— Start of EXTRACTED RECORDS —

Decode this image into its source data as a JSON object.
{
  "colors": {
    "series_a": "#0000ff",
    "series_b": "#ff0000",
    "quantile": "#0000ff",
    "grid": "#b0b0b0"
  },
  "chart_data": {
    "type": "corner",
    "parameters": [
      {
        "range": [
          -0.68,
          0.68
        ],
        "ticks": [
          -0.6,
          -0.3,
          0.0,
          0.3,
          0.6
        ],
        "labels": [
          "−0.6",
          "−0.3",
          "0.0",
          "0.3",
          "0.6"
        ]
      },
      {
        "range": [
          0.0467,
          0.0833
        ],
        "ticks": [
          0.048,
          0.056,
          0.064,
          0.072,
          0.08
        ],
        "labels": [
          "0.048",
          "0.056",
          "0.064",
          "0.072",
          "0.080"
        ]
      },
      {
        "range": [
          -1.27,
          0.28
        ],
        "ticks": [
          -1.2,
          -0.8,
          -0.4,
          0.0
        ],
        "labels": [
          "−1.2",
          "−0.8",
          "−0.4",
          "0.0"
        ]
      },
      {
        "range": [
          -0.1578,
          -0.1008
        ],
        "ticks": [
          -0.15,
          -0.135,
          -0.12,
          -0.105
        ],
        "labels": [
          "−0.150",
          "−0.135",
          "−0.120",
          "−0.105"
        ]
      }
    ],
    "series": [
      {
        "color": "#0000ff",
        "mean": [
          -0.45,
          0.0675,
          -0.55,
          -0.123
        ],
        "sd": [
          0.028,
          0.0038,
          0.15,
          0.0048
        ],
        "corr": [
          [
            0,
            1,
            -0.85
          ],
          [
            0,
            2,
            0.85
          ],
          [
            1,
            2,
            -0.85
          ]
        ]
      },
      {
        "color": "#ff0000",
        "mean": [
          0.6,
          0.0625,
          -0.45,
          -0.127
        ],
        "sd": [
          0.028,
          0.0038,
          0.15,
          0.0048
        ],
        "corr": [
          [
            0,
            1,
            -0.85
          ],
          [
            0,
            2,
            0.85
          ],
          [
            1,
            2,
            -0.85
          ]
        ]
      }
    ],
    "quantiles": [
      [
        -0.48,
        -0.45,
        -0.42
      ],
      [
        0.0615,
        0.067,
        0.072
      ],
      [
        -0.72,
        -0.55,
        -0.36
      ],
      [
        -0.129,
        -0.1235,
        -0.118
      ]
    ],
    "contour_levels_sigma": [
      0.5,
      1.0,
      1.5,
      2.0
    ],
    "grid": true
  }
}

— End of EXTRACTED RECORDS —
— Start of EXTRACTED RECORDS —

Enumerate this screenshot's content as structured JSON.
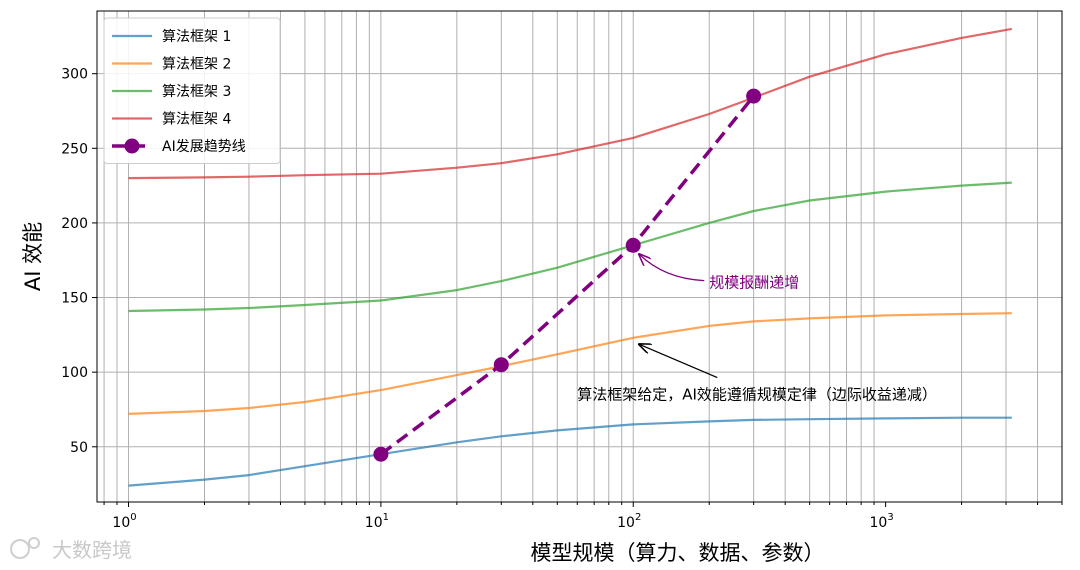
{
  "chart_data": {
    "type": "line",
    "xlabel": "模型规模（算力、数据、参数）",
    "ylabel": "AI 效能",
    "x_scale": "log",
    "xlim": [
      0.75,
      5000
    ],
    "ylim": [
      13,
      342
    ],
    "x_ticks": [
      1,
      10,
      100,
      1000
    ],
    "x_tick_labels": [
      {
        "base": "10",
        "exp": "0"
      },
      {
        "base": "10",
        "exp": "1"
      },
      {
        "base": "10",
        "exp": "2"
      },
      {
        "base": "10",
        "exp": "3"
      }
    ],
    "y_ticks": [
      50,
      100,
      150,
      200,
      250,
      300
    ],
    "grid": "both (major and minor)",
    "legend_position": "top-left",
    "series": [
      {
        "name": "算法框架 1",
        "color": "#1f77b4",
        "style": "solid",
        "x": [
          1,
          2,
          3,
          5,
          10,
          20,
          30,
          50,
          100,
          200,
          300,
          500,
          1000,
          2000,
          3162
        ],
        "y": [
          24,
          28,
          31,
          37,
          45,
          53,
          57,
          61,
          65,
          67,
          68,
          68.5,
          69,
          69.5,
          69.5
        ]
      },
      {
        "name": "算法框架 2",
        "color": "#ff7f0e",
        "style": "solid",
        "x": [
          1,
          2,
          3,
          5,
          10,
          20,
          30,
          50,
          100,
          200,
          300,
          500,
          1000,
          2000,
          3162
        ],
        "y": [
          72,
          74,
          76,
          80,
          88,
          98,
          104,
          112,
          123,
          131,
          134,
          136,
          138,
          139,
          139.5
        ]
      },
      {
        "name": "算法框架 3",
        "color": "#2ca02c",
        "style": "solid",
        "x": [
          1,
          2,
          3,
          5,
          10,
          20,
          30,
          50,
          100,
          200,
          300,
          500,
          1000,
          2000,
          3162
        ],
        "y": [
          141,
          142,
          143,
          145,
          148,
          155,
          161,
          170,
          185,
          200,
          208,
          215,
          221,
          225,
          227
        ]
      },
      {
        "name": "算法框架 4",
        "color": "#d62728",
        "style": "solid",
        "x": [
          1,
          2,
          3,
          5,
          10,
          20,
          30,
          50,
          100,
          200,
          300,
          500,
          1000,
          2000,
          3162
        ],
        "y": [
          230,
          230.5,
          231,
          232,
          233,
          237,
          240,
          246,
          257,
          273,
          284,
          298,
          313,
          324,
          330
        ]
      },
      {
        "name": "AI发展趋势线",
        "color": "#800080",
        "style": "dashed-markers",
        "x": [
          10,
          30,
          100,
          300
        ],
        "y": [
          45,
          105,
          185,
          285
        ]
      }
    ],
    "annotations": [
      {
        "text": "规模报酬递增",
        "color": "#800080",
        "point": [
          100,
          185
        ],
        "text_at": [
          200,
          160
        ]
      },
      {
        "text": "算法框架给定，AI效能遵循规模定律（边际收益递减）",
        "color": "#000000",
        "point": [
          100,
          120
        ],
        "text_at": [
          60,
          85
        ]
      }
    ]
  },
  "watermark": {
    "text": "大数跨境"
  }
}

— End of EXTRACTED RECORDS —

• [PROMPT]: Search the data for "grid". Copy every matching line.

• [ANSWER TO THIS EXERCISE]:
    "grid": "#b0b0b0"
    "grid": true
    "grid": "both (major and minor)",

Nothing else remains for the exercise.